---- RECORDS FOR PROCESSING

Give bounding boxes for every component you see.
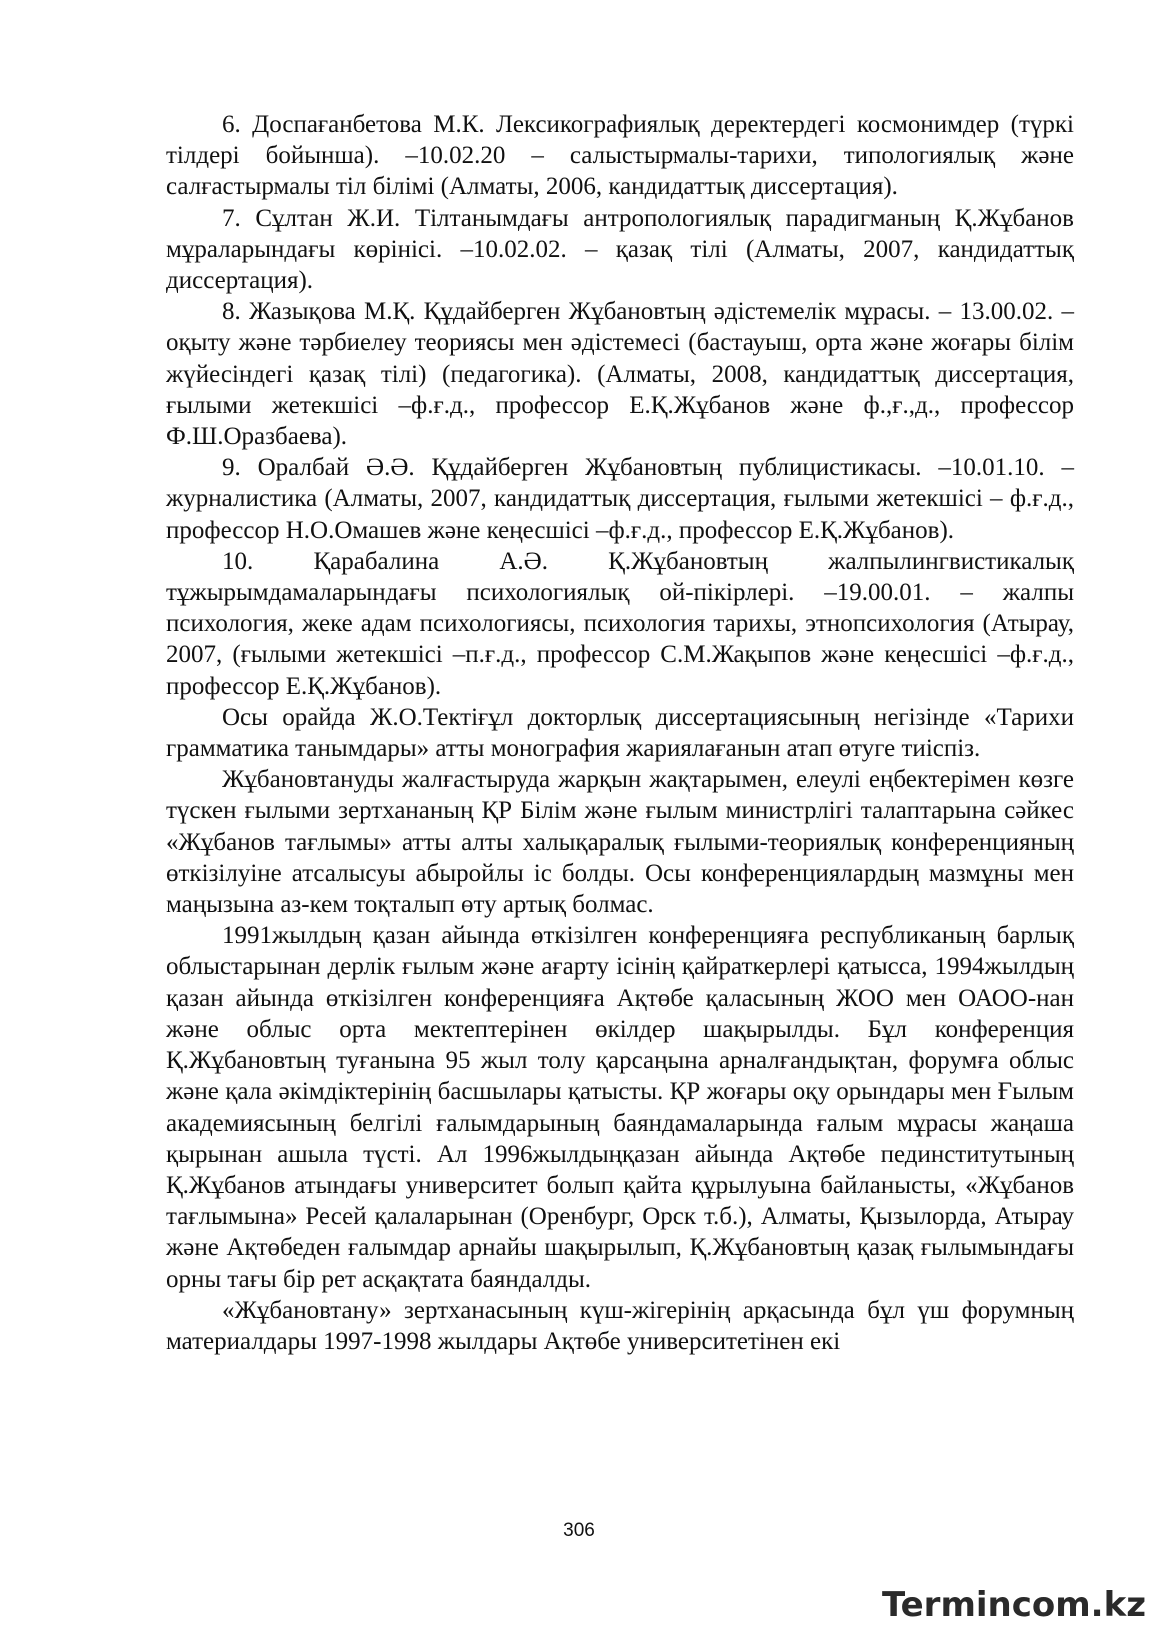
paragraph-4: 9. Оралбай Ә.Ә. Құдайберген Жұбановтың публицистикасы. –10.01.10. – журналистика (Алматы, 2007, кандидаттық диссертация, ғылыми жетекшісі – ф.ғ.д., профессор Н.О.Омашев және кеңесшісі –ф.ғ.д., профессор Е.Қ.Жұбанов). bbox=[166, 454, 1074, 544]
paragraph-5: 10. Қарабалина А.Ә. Қ.Жұбановтың жалпылингвистикалық тұжырымдамаларындағы психологиялық ой-пікірлері. –19.00.01. – жалпы психология, жеке адам психологиясы, психология тарихы, этнопсихология (Атырау, 2007, (ғылыми жетекшісі –п.ғ.д., профессор С.М.Жақыпов және кеңесшісі –ф.ғ.д., профессор Е.Қ.Жұбанов). bbox=[166, 547, 1074, 700]
paragraph-6: Осы орайда Ж.О.Тектіғұл докторлық диссертациясының негізінде «Тарихи грамматика танымдары» атты монография жариялағанын атап өтуге тиіспіз. bbox=[166, 703, 1074, 763]
page-number: 306 bbox=[563, 1520, 595, 1541]
paragraph-7: Жұбановтануды жалғастыруда жарқын жақтарымен, елеулі еңбектерімен көзге түскен ғылыми зертхананың ҚР Білім және ғылым министрлігі талаптарына сәйкес «Жұбанов тағлымы» атты алты халықаралық ғылыми-теориялық конференцияның өткізілуіне атсалысуы абыройлы іс болды. Осы конференциялардың мазмұны мен маңызына аз-кем тоқталып өту артық болмас. bbox=[166, 766, 1074, 919]
body-text bbox=[166, 109, 1074, 1357]
site-watermark: Termincom.kz bbox=[881, 1585, 1146, 1625]
paragraph-8: 1991жылдың қазан айында өткізілген конференцияға республиканың барлық облыстарынан дерлік ғылым және ағарту ісінің қайраткерлері қатысса, 1994жылдың қазан айында өткізілген конференцияға Ақтөбе қаласының ЖОО мен ОАОО-нан және облыс орта мектептерінен өкілдер шақырылды. Бұл конференция Қ.Жұбановтың туғанына 95 жыл толу қарсаңына арналғандықтан, форумға облыс және қала әкімдіктерінің басшылары қатысты. ҚР жоғары оқу орындары мен Ғылым академиясының белгілі ғалымдарының баяндамаларында ғалым мұрасы жаңаша қырынан ашыла түсті. Ал 1996жылдыңқазан айында Ақтөбе пединститутының Қ.Жұбанов атындағы университет болып қайта құрылуына байланысты, «Жұбанов тағлымына» Ресей қалаларынан (Оренбург, Орск т.б.), Алматы, Қызылорда, Атырау және Ақтөбеден ғалымдар арнайы шақырылып, Қ.Жұбановтың қазақ ғылымындағы орны тағы бір рет асқақтата баяндалды. bbox=[166, 922, 1074, 1293]
paragraph-9: «Жұбановтану» зертханасының күш-жігерінің арқасында бұл үш форумның материалдары 1997-1998 жылдары Ақтөбе университетінен екі bbox=[166, 1296, 1074, 1355]
paragraph-3: 8. Жазықова М.Қ. Құдайберген Жұбановтың әдістемелік мұрасы. – 13.00.02. – оқыту және тәрбиелеу теориясы мен әдістемесі (бастауыш, орта және жоғары білім жүйесіндегі қазақ тілі) (педагогика). (Алматы, 2008, кандидаттық диссертация, ғылыми жетекшісі –ф.ғ.д., профессор Е.Қ.Жұбанов және ф.,ғ.,д., профессор Ф.Ш.Оразбаева). bbox=[166, 298, 1074, 451]
paragraph-1: 6. Доспағанбетова М.К. Лексикографиялық деректердегі космонимдер (түркі тілдері бойынша). –10.02.20 – салыстырмалы-тарихи, типологиялық және салғастырмалы тіл білімі (Алматы, 2006, кандидаттық диссертация). bbox=[166, 111, 1074, 201]
paragraph-2: 7. Сұлтан Ж.И. Тілтанымдағы антропологиялық парадигманың Қ.Жұбанов мұраларындағы көрінісі. –10.02.02. – қазақ тілі (Алматы, 2007, кандидаттық диссертация). bbox=[166, 204, 1074, 295]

--------

Update all of the entries above by replacing each occurrence of "Алматы" with "Астана" and leaving everything else unchanged. Omit the pictures from your answer.

§ **WRITTEN REPLY**:
Give bounding boxes for every component you see.
paragraph-4: 9. Оралбай Ә.Ә. Құдайберген Жұбановтың публицистикасы. –10.01.10. – журналистика (Астана, 2007, кандидаттық диссертация, ғылыми жетекшісі – ф.ғ.д., профессор Н.О.Омашев және кеңесшісі –ф.ғ.д., профессор Е.Қ.Жұбанов). bbox=[166, 454, 1074, 544]
paragraph-5: 10. Қарабалина А.Ә. Қ.Жұбановтың жалпылингвистикалық тұжырымдамаларындағы психологиялық ой-пікірлері. –19.00.01. – жалпы психология, жеке адам психологиясы, психология тарихы, этнопсихология (Атырау, 2007, (ғылыми жетекшісі –п.ғ.д., профессор С.М.Жақыпов және кеңесшісі –ф.ғ.д., профессор Е.Қ.Жұбанов). bbox=[166, 547, 1074, 700]
paragraph-6: Осы орайда Ж.О.Тектіғұл докторлық диссертациясының негізінде «Тарихи грамматика танымдары» атты монография жариялағанын атап өтуге тиіспіз. bbox=[166, 703, 1074, 763]
page-number: 306 bbox=[563, 1520, 595, 1541]
paragraph-7: Жұбановтануды жалғастыруда жарқын жақтарымен, елеулі еңбектерімен көзге түскен ғылыми зертхананың ҚР Білім және ғылым министрлігі талаптарына сәйкес «Жұбанов тағлымы» атты алты халықаралық ғылыми-теориялық конференцияның өткізілуіне атсалысуы абыройлы іс болды. Осы конференциялардың мазмұны мен маңызына аз-кем тоқталып өту артық болмас. bbox=[166, 766, 1074, 919]
body-text bbox=[166, 109, 1074, 1357]
site-watermark: Termincom.kz bbox=[881, 1585, 1146, 1625]
paragraph-8: 1991жылдың қазан айында өткізілген конференцияға республиканың барлық облыстарынан дерлік ғылым және ағарту ісінің қайраткерлері қатысса, 1994жылдың қазан айында өткізілген конференцияға Ақтөбе қаласының ЖОО мен ОАОО-нан және облыс орта мектептерінен өкілдер шақырылды. Бұл конференция Қ.Жұбановтың туғанына 95 жыл толу қарсаңына арналғандықтан, форумға облыс және қала әкімдіктерінің басшылары қатысты. ҚР жоғары оқу орындары мен Ғылым академиясының белгілі ғалымдарының баяндамаларында ғалым мұрасы жаңаша қырынан ашыла түсті. Ал 1996жылдыңқазан айында Ақтөбе пединститутының Қ.Жұбанов атындағы университет болып қайта құрылуына байланысты, «Жұбанов тағлымына» Ресей қалаларынан (Оренбург, Орск т.б.), Астана, Қызылорда, Атырау және Ақтөбеден ғалымдар арнайы шақырылып, Қ.Жұбановтың қазақ ғылымындағы орны тағы бір рет асқақтата баяндалды. bbox=[166, 922, 1074, 1293]
paragraph-9: «Жұбановтану» зертханасының күш-жігерінің арқасында бұл үш форумның материалдары 1997-1998 жылдары Ақтөбе университетінен екі bbox=[166, 1296, 1074, 1355]
paragraph-3: 8. Жазықова М.Қ. Құдайберген Жұбановтың әдістемелік мұрасы. – 13.00.02. – оқыту және тәрбиелеу теориясы мен әдістемесі (бастауыш, орта және жоғары білім жүйесіндегі қазақ тілі) (педагогика). (Астана, 2008, кандидаттық диссертация, ғылыми жетекшісі –ф.ғ.д., профессор Е.Қ.Жұбанов және ф.,ғ.,д., профессор Ф.Ш.Оразбаева). bbox=[166, 298, 1074, 451]
paragraph-1: 6. Доспағанбетова М.К. Лексикографиялық деректердегі космонимдер (түркі тілдері бойынша). –10.02.20 – салыстырмалы-тарихи, типологиялық және салғастырмалы тіл білімі (Астана, 2006, кандидаттық диссертация). bbox=[166, 111, 1074, 201]
paragraph-2: 7. Сұлтан Ж.И. Тілтанымдағы антропологиялық парадигманың Қ.Жұбанов мұраларындағы көрінісі. –10.02.02. – қазақ тілі (Астана, 2007, кандидаттық диссертация). bbox=[166, 204, 1074, 295]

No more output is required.